**WHAT THE TASK REQUIRES**
Search the listing below for the string "Output" and copy every line where it occurs.
========
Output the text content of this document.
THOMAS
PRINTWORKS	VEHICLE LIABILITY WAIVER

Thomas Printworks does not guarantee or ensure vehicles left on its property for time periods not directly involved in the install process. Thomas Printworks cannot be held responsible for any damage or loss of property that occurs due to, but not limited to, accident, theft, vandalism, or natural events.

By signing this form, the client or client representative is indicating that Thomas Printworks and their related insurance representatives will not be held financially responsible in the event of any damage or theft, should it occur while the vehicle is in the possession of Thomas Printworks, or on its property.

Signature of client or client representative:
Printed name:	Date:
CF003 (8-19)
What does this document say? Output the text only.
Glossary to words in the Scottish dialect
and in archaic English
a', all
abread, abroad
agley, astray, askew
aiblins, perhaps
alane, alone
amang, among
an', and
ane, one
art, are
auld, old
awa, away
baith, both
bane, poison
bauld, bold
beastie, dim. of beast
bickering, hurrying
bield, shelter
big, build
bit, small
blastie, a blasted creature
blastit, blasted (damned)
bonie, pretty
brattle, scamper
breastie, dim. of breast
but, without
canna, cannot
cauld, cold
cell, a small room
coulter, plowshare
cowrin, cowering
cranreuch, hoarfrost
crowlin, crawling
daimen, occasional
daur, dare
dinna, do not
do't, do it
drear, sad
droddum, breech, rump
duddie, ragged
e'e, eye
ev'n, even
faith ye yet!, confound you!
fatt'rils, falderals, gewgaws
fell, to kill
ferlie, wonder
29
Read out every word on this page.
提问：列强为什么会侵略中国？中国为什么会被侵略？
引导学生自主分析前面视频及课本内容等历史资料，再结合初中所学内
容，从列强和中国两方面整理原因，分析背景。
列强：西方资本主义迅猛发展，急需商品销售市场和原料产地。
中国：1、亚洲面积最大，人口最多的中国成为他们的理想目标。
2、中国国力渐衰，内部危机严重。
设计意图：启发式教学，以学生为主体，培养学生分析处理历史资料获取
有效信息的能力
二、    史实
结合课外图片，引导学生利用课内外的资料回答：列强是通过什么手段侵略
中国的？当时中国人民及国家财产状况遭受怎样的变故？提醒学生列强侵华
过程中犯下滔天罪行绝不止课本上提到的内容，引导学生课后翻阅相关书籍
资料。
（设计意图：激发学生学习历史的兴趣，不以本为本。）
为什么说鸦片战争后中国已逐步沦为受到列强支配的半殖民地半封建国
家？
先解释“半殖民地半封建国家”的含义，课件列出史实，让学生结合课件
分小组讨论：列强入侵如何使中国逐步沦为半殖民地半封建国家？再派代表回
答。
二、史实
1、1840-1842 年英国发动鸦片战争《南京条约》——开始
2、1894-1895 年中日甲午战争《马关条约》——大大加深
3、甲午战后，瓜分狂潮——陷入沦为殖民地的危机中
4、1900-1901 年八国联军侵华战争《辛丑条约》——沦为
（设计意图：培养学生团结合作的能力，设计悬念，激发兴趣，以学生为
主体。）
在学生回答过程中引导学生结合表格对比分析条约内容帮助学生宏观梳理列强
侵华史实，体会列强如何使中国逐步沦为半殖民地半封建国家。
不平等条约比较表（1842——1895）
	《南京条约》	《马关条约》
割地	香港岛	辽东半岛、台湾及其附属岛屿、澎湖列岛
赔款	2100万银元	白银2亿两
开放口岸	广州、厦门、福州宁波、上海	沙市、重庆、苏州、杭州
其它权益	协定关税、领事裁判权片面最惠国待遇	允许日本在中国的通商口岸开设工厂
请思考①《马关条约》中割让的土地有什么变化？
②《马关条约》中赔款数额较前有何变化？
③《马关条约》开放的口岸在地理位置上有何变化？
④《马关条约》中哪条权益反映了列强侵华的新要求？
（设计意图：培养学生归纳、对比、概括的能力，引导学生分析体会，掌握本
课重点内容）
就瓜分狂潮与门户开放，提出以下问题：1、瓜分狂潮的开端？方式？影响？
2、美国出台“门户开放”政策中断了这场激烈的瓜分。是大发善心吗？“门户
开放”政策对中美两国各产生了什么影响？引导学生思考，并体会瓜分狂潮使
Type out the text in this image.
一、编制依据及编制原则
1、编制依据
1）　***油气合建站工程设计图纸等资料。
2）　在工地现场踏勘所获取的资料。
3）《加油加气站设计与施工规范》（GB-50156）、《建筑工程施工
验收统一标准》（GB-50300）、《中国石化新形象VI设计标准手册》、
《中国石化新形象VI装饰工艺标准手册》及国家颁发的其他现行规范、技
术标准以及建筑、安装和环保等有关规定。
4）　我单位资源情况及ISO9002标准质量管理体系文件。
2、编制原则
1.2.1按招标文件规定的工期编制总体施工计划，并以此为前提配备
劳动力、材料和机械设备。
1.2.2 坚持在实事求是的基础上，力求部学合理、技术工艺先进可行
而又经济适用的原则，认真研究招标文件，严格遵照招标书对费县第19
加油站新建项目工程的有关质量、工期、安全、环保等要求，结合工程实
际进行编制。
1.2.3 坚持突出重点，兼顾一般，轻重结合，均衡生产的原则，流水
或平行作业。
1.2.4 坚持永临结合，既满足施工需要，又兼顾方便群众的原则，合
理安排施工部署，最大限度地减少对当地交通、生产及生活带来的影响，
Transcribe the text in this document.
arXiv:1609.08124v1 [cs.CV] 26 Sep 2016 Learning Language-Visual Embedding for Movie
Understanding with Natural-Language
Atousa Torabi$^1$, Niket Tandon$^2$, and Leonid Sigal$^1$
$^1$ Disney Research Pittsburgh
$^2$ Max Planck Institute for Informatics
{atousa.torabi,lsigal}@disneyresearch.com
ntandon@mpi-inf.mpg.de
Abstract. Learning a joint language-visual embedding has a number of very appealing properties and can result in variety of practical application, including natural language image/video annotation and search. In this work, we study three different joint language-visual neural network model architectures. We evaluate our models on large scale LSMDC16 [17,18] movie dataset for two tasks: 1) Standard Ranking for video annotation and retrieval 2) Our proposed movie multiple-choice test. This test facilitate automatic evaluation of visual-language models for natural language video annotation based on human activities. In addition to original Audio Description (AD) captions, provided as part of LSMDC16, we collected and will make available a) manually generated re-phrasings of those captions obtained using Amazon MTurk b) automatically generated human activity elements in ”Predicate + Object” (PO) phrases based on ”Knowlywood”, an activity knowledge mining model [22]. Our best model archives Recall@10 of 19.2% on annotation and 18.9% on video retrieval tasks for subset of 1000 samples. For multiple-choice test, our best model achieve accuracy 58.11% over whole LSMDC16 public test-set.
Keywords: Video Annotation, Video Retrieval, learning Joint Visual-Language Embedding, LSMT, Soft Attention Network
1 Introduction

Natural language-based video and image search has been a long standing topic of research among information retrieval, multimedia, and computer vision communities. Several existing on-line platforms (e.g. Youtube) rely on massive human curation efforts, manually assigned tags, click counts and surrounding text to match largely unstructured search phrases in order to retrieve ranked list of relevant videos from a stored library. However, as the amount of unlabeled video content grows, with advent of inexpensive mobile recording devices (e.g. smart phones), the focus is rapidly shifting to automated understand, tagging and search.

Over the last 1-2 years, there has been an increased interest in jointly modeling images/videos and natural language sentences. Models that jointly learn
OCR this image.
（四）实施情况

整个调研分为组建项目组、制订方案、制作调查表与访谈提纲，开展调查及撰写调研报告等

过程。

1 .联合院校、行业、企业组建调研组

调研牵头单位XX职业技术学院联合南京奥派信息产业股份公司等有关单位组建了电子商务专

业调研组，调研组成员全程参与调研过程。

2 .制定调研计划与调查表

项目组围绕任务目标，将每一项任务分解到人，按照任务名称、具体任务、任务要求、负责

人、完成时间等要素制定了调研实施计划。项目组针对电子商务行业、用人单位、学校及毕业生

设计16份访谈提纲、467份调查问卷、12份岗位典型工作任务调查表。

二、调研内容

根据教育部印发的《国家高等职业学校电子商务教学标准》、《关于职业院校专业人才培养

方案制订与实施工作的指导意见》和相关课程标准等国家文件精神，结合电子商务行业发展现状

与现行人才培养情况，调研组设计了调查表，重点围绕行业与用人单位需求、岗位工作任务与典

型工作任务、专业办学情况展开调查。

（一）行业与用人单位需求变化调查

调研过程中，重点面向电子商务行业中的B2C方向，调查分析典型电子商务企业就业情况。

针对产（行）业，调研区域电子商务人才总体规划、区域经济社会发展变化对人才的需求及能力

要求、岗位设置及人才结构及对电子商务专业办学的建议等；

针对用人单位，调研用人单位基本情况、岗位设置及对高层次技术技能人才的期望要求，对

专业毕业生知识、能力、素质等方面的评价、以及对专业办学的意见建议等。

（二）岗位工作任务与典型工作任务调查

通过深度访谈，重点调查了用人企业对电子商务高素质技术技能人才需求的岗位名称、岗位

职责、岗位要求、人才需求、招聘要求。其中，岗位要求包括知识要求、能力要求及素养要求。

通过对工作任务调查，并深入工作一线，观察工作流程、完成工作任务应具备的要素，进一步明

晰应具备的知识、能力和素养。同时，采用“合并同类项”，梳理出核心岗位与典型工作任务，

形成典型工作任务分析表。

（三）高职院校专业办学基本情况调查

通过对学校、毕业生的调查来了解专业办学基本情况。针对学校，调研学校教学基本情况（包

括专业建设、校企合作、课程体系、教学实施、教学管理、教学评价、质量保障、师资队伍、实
========
**IN RESPONSE**
Output the text content of this document.
What does this document say? Output the text only.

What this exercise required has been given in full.